## Given request
Copy each line of the records that holds the string "from".

────

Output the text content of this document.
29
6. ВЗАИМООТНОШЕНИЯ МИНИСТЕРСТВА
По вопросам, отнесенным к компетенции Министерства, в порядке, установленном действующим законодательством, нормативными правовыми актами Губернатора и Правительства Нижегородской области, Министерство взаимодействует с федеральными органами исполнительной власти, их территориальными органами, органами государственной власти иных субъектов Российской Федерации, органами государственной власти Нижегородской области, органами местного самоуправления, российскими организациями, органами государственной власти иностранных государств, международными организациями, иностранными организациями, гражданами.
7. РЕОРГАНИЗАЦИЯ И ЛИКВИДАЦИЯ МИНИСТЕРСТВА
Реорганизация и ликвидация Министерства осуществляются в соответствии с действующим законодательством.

────

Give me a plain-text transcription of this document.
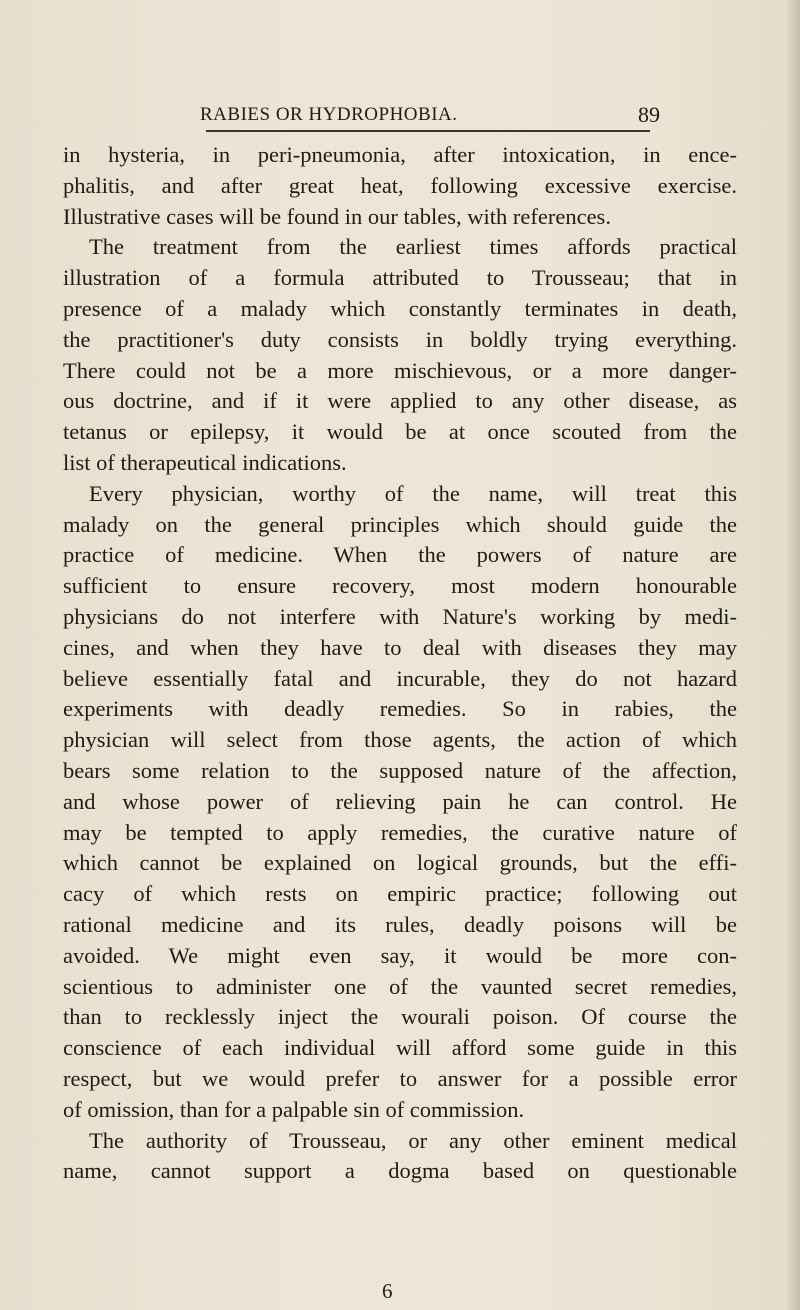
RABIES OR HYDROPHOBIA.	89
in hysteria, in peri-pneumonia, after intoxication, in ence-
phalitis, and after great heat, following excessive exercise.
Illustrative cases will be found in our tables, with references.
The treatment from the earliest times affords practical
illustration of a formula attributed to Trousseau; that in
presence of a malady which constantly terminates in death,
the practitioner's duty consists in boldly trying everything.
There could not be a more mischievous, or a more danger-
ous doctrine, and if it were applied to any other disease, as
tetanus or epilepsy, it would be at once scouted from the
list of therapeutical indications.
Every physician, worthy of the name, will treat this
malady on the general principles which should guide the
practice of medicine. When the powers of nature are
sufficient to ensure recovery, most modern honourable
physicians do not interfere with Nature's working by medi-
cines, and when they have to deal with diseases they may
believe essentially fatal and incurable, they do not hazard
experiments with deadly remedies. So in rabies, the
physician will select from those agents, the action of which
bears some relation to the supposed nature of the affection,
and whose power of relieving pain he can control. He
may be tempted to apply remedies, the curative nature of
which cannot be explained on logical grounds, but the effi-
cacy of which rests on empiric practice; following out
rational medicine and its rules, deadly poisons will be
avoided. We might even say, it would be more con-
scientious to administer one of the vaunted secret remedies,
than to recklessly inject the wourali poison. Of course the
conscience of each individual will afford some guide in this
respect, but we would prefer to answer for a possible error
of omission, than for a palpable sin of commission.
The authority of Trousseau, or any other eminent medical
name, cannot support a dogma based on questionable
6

────

## Task solution
The treatment from the earliest times affords practical
tetanus or epilepsy, it would be at once scouted from the
physician will select from those agents, the action of which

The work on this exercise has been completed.